▶ Direction: Extract the lines that carry the string "dětí" from the listing.

Saved entries:

· · · · ·

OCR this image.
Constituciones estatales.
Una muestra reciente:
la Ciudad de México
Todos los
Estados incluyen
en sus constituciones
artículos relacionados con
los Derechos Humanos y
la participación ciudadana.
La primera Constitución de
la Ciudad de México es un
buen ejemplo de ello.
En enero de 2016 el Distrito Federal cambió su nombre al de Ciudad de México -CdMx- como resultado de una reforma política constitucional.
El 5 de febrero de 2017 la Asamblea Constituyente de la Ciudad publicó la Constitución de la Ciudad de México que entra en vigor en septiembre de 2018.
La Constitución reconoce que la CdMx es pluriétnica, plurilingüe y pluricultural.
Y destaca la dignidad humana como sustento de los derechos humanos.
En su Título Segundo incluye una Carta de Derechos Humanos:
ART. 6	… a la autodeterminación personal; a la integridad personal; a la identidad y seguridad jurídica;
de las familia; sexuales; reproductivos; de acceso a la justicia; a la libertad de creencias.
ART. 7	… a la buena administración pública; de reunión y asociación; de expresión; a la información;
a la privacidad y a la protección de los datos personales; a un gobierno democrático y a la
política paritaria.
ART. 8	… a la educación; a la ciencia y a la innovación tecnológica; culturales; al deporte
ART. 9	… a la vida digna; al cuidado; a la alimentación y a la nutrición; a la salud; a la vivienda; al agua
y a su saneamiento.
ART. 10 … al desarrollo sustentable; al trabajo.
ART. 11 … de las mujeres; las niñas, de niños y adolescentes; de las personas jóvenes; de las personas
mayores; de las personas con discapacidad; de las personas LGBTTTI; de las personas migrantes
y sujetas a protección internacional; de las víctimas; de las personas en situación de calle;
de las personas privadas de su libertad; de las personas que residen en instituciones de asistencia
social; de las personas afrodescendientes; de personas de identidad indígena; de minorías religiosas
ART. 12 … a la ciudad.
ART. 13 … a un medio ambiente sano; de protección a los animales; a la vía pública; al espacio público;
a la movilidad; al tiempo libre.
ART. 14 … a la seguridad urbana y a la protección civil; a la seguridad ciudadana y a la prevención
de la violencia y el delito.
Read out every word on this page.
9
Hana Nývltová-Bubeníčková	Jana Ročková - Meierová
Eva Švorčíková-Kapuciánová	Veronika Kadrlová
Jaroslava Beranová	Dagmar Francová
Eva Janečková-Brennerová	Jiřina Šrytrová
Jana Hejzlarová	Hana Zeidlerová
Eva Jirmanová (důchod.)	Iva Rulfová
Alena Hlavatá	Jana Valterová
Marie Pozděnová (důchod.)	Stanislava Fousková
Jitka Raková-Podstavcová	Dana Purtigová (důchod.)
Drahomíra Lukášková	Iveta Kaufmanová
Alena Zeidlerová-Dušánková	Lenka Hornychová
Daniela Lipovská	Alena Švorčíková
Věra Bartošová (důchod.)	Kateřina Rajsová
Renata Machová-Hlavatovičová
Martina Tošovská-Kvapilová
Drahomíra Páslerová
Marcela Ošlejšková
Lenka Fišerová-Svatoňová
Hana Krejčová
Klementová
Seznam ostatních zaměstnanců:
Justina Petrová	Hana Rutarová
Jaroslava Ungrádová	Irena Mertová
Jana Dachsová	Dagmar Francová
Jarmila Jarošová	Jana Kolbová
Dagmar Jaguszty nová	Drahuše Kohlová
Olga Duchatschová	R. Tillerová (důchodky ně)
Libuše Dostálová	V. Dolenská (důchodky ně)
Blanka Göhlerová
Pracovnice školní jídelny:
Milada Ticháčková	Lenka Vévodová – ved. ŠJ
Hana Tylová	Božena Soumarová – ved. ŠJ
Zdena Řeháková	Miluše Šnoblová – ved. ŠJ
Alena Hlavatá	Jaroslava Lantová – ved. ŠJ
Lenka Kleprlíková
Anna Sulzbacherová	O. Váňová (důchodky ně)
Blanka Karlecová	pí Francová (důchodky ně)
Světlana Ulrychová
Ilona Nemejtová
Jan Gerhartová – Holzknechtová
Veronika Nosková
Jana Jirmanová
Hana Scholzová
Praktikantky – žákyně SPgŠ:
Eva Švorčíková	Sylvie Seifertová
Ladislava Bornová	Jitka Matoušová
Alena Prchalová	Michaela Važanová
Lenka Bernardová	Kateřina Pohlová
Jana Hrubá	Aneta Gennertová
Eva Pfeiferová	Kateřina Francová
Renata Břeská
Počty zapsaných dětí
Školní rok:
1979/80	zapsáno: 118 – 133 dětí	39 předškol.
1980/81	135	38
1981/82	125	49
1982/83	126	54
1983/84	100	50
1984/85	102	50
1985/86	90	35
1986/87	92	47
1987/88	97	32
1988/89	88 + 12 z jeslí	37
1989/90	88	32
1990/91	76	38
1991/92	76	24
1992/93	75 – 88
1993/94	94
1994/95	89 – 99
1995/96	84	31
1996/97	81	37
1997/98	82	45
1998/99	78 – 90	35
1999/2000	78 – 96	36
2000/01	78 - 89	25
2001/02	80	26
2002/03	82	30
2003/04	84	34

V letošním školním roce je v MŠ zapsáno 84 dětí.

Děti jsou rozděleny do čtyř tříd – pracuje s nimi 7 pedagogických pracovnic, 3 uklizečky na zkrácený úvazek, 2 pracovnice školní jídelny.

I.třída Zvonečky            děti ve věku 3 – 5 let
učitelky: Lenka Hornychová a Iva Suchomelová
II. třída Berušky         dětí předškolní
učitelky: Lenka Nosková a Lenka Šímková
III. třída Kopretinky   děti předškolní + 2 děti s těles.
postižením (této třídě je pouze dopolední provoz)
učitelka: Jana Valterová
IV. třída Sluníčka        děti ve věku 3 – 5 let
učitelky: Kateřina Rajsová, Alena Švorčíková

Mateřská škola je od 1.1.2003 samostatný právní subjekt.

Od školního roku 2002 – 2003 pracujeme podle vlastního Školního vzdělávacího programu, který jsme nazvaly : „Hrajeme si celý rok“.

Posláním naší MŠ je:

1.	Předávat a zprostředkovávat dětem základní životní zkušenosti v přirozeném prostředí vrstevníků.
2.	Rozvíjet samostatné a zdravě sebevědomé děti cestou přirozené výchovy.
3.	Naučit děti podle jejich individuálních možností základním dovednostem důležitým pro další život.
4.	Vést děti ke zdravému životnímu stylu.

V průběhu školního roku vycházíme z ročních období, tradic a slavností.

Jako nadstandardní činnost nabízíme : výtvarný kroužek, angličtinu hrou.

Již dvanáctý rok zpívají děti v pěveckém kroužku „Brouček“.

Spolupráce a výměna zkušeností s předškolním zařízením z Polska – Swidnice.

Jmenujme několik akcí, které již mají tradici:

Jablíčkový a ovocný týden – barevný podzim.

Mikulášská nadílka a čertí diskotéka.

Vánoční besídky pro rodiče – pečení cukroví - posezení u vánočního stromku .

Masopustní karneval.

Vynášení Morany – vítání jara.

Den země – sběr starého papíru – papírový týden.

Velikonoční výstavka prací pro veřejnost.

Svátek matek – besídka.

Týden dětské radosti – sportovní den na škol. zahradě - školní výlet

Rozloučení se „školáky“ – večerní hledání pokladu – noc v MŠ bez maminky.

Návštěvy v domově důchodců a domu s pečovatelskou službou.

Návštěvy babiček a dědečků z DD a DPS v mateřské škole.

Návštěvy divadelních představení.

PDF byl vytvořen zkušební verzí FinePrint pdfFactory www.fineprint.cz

· · · · ·

▶ Finished answer:
Počty zapsaných dětí
1979/80	zapsáno: 118 – 133 dětí	39 předškol.
V letošním školním roce je v MŠ zapsáno 84 dětí.
II. třída Berušky         dětí předškolní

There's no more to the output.